Working through the lines below, return each one that holds "anche".

Document page transcript entries
====

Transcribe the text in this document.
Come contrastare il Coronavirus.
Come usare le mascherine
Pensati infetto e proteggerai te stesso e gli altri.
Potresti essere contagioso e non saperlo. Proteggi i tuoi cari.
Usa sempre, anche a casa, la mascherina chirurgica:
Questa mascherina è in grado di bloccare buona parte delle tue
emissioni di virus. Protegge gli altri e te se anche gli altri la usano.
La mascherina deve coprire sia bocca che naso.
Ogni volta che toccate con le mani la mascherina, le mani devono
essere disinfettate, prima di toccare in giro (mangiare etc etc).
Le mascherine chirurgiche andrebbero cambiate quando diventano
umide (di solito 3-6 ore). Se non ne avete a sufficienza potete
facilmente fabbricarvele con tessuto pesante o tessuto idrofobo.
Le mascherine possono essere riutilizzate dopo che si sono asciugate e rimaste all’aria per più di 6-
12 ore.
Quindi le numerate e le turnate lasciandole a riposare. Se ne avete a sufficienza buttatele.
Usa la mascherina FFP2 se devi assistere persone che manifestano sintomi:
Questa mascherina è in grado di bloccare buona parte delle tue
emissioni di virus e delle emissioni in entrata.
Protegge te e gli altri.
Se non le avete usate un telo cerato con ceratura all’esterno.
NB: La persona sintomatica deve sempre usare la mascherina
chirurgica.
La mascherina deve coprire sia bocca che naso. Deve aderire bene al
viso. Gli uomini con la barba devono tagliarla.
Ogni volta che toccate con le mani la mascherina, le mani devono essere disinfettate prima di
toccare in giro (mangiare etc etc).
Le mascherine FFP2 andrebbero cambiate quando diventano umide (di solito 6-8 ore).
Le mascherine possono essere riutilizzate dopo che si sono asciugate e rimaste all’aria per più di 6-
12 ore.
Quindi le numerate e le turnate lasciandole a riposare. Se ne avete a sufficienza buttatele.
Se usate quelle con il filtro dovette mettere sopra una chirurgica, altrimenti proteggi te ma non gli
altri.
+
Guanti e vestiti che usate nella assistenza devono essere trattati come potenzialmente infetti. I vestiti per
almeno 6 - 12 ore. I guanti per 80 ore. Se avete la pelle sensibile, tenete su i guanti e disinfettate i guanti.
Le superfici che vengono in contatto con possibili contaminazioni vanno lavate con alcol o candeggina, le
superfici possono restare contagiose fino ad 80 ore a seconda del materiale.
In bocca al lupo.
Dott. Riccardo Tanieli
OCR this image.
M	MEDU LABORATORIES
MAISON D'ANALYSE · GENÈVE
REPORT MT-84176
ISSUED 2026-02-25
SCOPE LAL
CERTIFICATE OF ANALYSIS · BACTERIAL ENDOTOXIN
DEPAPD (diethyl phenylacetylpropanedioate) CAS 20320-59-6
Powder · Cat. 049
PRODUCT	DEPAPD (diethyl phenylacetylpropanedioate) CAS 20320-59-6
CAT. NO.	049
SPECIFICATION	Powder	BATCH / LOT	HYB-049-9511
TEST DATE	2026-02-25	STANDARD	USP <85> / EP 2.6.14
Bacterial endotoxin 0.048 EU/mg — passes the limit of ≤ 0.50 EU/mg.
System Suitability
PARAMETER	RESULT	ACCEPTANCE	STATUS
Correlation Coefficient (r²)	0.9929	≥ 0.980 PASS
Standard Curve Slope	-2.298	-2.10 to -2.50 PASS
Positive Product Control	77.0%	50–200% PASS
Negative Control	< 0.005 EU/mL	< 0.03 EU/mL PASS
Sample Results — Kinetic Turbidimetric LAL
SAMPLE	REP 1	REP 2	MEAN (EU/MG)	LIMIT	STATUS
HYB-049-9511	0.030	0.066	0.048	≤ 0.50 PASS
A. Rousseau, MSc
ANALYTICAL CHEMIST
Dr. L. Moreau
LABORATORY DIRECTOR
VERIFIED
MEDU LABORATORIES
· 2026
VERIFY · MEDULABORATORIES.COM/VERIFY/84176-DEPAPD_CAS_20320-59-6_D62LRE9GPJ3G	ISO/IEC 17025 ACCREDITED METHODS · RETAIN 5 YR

====

Solution for this problem:
Usa sempre, anche a casa, la mascherina chirurgica:
emissioni di virus. Protegge gli altri e te se anche gli altri la usano.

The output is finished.